__WHAT IS REQUIRED__:
Each line of the material below that holds the word "grid" needs to be copied.

__Data entries__:
#####

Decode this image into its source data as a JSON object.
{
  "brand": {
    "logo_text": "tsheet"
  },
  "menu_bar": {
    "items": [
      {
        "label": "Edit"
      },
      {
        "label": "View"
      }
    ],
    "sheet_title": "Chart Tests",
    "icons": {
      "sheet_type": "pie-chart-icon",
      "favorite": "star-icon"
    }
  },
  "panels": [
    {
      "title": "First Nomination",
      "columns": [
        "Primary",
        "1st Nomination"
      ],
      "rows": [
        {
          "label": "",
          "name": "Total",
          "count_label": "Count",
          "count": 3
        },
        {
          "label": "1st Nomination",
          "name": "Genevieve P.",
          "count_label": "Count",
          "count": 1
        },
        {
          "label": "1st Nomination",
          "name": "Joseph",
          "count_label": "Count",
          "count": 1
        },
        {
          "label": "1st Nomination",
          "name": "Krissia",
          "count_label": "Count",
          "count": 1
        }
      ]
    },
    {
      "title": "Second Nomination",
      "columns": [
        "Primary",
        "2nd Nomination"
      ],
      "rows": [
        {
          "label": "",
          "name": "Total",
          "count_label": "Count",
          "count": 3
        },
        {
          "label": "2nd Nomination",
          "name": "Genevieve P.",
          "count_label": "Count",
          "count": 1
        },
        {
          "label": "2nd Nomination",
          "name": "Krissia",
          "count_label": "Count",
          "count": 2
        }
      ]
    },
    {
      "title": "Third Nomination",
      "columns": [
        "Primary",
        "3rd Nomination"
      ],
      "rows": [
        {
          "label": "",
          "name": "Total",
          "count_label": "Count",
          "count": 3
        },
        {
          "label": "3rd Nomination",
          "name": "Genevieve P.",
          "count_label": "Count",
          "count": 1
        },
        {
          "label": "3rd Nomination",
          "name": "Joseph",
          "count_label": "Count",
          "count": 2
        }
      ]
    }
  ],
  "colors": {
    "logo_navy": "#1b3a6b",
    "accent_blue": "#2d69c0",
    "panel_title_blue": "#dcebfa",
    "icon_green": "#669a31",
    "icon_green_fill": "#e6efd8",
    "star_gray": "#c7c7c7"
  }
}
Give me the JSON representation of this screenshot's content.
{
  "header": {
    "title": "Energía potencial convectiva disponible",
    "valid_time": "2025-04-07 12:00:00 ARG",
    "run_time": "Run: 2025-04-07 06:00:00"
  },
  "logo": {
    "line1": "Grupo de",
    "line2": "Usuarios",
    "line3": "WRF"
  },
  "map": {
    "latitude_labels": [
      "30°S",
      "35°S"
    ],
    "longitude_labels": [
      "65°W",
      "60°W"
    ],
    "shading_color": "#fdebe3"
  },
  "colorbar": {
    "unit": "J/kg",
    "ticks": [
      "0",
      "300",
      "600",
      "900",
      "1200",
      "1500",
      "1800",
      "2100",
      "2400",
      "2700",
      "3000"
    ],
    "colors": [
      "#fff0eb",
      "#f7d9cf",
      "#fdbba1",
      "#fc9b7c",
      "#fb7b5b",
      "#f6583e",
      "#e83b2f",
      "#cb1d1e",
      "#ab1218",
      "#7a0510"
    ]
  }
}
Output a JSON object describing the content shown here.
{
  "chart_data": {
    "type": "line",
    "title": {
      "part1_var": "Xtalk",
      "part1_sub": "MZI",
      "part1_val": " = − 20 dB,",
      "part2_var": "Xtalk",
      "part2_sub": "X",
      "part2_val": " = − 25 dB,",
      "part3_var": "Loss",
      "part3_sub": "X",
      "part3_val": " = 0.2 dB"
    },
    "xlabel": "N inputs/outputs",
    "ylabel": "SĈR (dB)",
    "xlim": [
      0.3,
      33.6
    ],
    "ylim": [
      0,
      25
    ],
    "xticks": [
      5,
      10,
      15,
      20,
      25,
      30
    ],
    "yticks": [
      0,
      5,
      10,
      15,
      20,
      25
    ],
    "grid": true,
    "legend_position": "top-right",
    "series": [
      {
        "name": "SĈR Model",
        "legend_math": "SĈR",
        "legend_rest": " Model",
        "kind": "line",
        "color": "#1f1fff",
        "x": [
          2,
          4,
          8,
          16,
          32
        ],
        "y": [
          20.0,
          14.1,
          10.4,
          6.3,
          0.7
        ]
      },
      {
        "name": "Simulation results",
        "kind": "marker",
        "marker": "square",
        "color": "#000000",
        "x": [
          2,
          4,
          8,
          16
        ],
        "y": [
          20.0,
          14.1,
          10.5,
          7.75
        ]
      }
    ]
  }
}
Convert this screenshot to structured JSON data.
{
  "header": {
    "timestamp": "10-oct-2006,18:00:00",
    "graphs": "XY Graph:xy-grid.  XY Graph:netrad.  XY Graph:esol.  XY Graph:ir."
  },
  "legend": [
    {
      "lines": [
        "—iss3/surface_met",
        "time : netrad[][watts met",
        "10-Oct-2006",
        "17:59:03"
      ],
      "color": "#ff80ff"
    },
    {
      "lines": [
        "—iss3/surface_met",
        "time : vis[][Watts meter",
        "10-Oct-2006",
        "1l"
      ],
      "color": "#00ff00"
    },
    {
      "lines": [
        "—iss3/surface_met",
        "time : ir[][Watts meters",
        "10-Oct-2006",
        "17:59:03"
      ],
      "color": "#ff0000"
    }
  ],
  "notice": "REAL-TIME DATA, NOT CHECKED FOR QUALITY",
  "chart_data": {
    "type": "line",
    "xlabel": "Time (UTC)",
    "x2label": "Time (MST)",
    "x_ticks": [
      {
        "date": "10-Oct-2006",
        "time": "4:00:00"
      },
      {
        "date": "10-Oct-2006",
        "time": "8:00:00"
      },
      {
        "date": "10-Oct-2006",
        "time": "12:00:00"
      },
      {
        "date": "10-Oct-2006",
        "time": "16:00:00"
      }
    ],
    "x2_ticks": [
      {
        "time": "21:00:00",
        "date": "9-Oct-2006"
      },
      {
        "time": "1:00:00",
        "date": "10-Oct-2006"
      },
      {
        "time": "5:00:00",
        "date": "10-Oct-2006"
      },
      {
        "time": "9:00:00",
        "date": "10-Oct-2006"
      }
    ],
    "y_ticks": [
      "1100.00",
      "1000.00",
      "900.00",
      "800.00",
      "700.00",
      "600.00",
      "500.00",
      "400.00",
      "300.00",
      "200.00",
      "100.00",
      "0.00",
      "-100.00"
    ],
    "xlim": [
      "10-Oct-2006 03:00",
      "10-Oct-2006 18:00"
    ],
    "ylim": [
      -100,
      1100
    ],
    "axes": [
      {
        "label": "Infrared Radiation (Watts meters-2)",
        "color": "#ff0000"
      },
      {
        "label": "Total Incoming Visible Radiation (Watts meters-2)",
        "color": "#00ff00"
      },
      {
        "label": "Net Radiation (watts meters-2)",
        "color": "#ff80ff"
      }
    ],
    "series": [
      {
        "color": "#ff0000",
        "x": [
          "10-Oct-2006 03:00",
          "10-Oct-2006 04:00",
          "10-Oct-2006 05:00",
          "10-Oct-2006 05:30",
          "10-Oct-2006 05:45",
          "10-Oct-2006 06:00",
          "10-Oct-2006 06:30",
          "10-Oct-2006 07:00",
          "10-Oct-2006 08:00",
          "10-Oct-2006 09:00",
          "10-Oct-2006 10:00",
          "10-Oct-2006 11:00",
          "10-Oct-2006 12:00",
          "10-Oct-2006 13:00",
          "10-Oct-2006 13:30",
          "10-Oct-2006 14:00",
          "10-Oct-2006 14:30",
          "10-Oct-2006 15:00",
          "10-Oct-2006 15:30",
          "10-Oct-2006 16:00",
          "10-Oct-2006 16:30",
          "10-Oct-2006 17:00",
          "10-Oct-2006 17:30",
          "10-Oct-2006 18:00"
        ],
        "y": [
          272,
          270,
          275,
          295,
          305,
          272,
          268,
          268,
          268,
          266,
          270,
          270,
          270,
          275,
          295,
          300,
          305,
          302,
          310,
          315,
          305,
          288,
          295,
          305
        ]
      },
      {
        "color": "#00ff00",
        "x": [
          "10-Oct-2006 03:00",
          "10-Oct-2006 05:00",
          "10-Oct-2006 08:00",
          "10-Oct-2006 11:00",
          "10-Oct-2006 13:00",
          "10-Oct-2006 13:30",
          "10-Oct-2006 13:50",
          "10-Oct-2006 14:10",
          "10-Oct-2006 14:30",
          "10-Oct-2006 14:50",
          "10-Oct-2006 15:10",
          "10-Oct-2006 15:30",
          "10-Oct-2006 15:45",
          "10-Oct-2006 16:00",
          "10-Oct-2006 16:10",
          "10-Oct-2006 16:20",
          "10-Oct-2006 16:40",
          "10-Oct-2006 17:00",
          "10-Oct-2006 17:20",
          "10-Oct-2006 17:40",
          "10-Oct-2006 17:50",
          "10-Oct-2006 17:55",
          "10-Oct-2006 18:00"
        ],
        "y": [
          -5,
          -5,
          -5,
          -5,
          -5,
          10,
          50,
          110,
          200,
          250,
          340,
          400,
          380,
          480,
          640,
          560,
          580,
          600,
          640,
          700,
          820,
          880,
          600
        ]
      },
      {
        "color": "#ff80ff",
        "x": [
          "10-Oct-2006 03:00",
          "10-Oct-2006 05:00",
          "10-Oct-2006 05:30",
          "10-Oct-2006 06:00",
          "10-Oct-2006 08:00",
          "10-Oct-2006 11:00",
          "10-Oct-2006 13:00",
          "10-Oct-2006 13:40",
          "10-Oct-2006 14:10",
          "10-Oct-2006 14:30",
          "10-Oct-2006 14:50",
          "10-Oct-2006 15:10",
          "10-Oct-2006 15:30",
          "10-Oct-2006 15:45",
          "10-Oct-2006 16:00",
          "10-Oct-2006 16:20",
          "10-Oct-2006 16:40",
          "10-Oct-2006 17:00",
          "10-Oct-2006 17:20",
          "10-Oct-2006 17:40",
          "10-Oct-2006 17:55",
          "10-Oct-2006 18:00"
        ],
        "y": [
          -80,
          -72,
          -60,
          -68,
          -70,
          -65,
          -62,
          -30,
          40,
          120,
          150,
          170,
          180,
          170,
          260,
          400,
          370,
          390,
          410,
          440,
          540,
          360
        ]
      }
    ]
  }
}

#####

__EXPECTED ANSWER__:
    "grid": true,
    "graphs": "XY Graph:xy-grid.  XY Graph:netrad.  XY Graph:esol.  XY Graph:ir."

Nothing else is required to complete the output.